### TASK TO CARRY OUT
Every entry here needs to be repeated exactly.

[Data entries for graphics]
>> START
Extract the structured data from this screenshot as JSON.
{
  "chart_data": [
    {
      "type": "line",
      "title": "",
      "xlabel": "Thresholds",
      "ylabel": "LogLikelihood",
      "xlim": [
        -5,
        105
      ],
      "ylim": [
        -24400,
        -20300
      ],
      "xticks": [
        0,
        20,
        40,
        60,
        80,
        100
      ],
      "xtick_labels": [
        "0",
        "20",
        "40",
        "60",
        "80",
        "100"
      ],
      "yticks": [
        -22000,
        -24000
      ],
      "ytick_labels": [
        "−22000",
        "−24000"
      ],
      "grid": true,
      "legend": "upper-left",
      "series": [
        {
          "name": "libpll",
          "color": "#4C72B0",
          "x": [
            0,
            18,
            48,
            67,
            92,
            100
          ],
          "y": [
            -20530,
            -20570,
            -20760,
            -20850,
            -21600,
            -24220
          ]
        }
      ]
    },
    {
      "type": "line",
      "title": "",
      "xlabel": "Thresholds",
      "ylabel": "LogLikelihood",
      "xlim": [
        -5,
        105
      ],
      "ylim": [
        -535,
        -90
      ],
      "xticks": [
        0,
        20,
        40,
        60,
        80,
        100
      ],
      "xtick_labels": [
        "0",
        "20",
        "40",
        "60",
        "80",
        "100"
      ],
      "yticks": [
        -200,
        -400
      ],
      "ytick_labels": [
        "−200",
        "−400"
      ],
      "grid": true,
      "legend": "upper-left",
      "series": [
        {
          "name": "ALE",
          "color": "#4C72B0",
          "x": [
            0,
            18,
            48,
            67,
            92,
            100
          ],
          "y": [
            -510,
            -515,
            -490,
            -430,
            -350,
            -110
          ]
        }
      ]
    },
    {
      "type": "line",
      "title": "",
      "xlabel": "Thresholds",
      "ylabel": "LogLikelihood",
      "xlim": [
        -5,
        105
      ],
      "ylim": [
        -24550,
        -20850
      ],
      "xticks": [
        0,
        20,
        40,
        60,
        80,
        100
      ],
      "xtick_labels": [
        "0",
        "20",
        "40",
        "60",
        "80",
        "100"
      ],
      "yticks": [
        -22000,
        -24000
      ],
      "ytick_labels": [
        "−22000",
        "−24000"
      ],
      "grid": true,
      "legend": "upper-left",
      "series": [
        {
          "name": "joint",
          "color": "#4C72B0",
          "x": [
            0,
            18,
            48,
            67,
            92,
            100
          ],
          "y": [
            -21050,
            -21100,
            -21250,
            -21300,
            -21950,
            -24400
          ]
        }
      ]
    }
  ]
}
>> END
### IN RESPONSE
Extract the structured data from this screenshot as JSON.
{
  "chart_data": [
    {
      "type": "line",
      "title": "",
      "xlabel": "Thresholds",
      "ylabel": "LogLikelihood",
      "xlim": [
        -5,
        105
      ],
      "ylim": [
        -24400,
        -20300
      ],
      "xticks": [
        0,
        20,
        40,
        60,
        80,
        100
      ],
      "xtick_labels": [
        "0",
        "20",
        "40",
        "60",
        "80",
        "100"
      ],
      "yticks": [
        -22000,
        -24000
      ],
      "ytick_labels": [
        "−22000",
        "−24000"
      ],
      "grid": true,
      "legend": "upper-left",
      "series": [
        {
          "name": "libpll",
          "color": "#4C72B0",
          "x": [
            0,
            18,
            48,
            67,
            92,
            100
          ],
          "y": [
            -20530,
            -20570,
            -20760,
            -20850,
            -21600,
            -24220
          ]
        }
      ]
    },
    {
      "type": "line",
      "title": "",
      "xlabel": "Thresholds",
      "ylabel": "LogLikelihood",
      "xlim": [
        -5,
        105
      ],
      "ylim": [
        -535,
        -90
      ],
      "xticks": [
        0,
        20,
        40,
        60,
        80,
        100
      ],
      "xtick_labels": [
        "0",
        "20",
        "40",
        "60",
        "80",
        "100"
      ],
      "yticks": [
        -200,
        -400
      ],
      "ytick_labels": [
        "−200",
        "−400"
      ],
      "grid": true,
      "legend": "upper-left",
      "series": [
        {
          "name": "ALE",
          "color": "#4C72B0",
          "x": [
            0,
            18,
            48,
            67,
            92,
            100
          ],
          "y": [
            -510,
            -515,
            -490,
            -430,
            -350,
            -110
          ]
        }
      ]
    },
    {
      "type": "line",
      "title": "",
      "xlabel": "Thresholds",
      "ylabel": "LogLikelihood",
      "xlim": [
        -5,
        105
      ],
      "ylim": [
        -24550,
        -20850
      ],
      "xticks": [
        0,
        20,
        40,
        60,
        80,
        100
      ],
      "xtick_labels": [
        "0",
        "20",
        "40",
        "60",
        "80",
        "100"
      ],
      "yticks": [
        -22000,
        -24000
      ],
      "ytick_labels": [
        "−22000",
        "−24000"
      ],
      "grid": true,
      "legend": "upper-left",
      "series": [
        {
          "name": "joint",
          "color": "#4C72B0",
          "x": [
            0,
            18,
            48,
            67,
            92,
            100
          ],
          "y": [
            -21050,
            -21100,
            -21250,
            -21300,
            -21950,
            -24400
          ]
        }
      ]
    }
  ]
}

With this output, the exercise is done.